# Requirement
Transcribe the material word for word, but without the images.

# Data supplied
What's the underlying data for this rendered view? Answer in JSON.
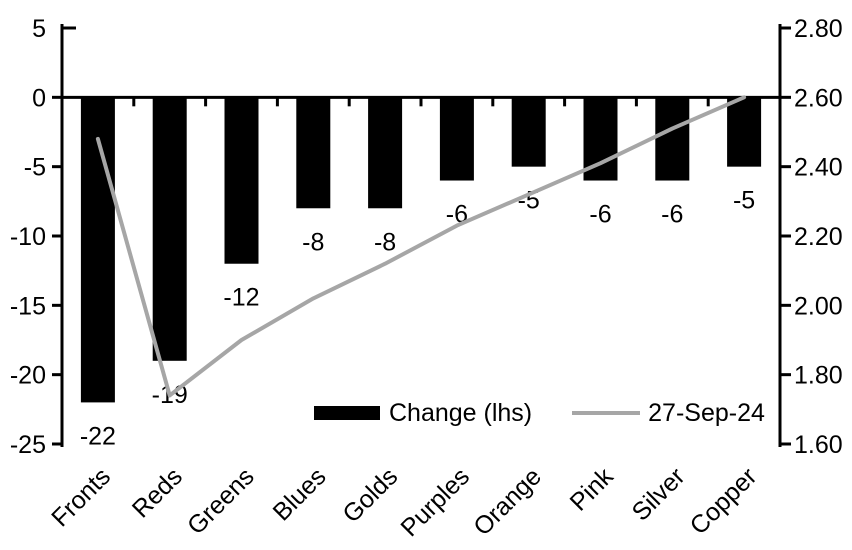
{
  "chart_data": {
    "type": "combo-bar-line",
    "title": "",
    "categories": [
      "Fronts",
      "Reds",
      "Greens",
      "Blues",
      "Golds",
      "Purples",
      "Orange",
      "Pink",
      "Silver",
      "Copper"
    ],
    "series": [
      {
        "name": "Change (lhs)",
        "type": "bar",
        "axis": "left",
        "color": "#000000",
        "values": [
          -22,
          -19,
          -12,
          -8,
          -8,
          -6,
          -5,
          -6,
          -6,
          -5
        ],
        "data_labels": [
          "-22",
          "-19",
          "-12",
          "-8",
          "-8",
          "-6",
          "-5",
          "-6",
          "-6",
          "-5"
        ]
      },
      {
        "name": "27-Sep-24",
        "type": "line",
        "axis": "right",
        "color": "#a6a6a6",
        "values": [
          2.48,
          1.74,
          1.9,
          2.02,
          2.12,
          2.23,
          2.32,
          2.41,
          2.51,
          2.6
        ]
      }
    ],
    "left_axis": {
      "min": -25,
      "max": 5,
      "tick_values": [
        5,
        0,
        -5,
        -10,
        -15,
        -20,
        -25
      ],
      "tick_labels": [
        "5",
        "0",
        "-5",
        "-10",
        "-15",
        "-20",
        "-25"
      ]
    },
    "right_axis": {
      "min": 1.6,
      "max": 2.8,
      "tick_values": [
        2.8,
        2.6,
        2.4,
        2.2,
        2.0,
        1.8,
        1.6
      ],
      "tick_labels": [
        "2.80",
        "2.60",
        "2.40",
        "2.20",
        "2.00",
        "1.80",
        "1.60"
      ]
    },
    "grid": "off",
    "legend_position": "bottom-inside",
    "axis_color": "#000000",
    "background": "#ffffff"
  }
}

# Result of this exercise
What's the underlying data for this rendered view? Answer in JSON.
{
  "chart_data": {
    "type": "combo-bar-line",
    "title": "",
    "categories": [
      "Fronts",
      "Reds",
      "Greens",
      "Blues",
      "Golds",
      "Purples",
      "Orange",
      "Pink",
      "Silver",
      "Copper"
    ],
    "series": [
      {
        "name": "Change (lhs)",
        "type": "bar",
        "axis": "left",
        "color": "#000000",
        "values": [
          -22,
          -19,
          -12,
          -8,
          -8,
          -6,
          -5,
          -6,
          -6,
          -5
        ],
        "data_labels": [
          "-22",
          "-19",
          "-12",
          "-8",
          "-8",
          "-6",
          "-5",
          "-6",
          "-6",
          "-5"
        ]
      },
      {
        "name": "27-Sep-24",
        "type": "line",
        "axis": "right",
        "color": "#a6a6a6",
        "values": [
          2.48,
          1.74,
          1.9,
          2.02,
          2.12,
          2.23,
          2.32,
          2.41,
          2.51,
          2.6
        ]
      }
    ],
    "left_axis": {
      "min": -25,
      "max": 5,
      "tick_values": [
        5,
        0,
        -5,
        -10,
        -15,
        -20,
        -25
      ],
      "tick_labels": [
        "5",
        "0",
        "-5",
        "-10",
        "-15",
        "-20",
        "-25"
      ]
    },
    "right_axis": {
      "min": 1.6,
      "max": 2.8,
      "tick_values": [
        2.8,
        2.6,
        2.4,
        2.2,
        2.0,
        1.8,
        1.6
      ],
      "tick_labels": [
        "2.80",
        "2.60",
        "2.40",
        "2.20",
        "2.00",
        "1.80",
        "1.60"
      ]
    },
    "grid": "off",
    "legend_position": "bottom-inside",
    "axis_color": "#000000",
    "background": "#ffffff"
  }
}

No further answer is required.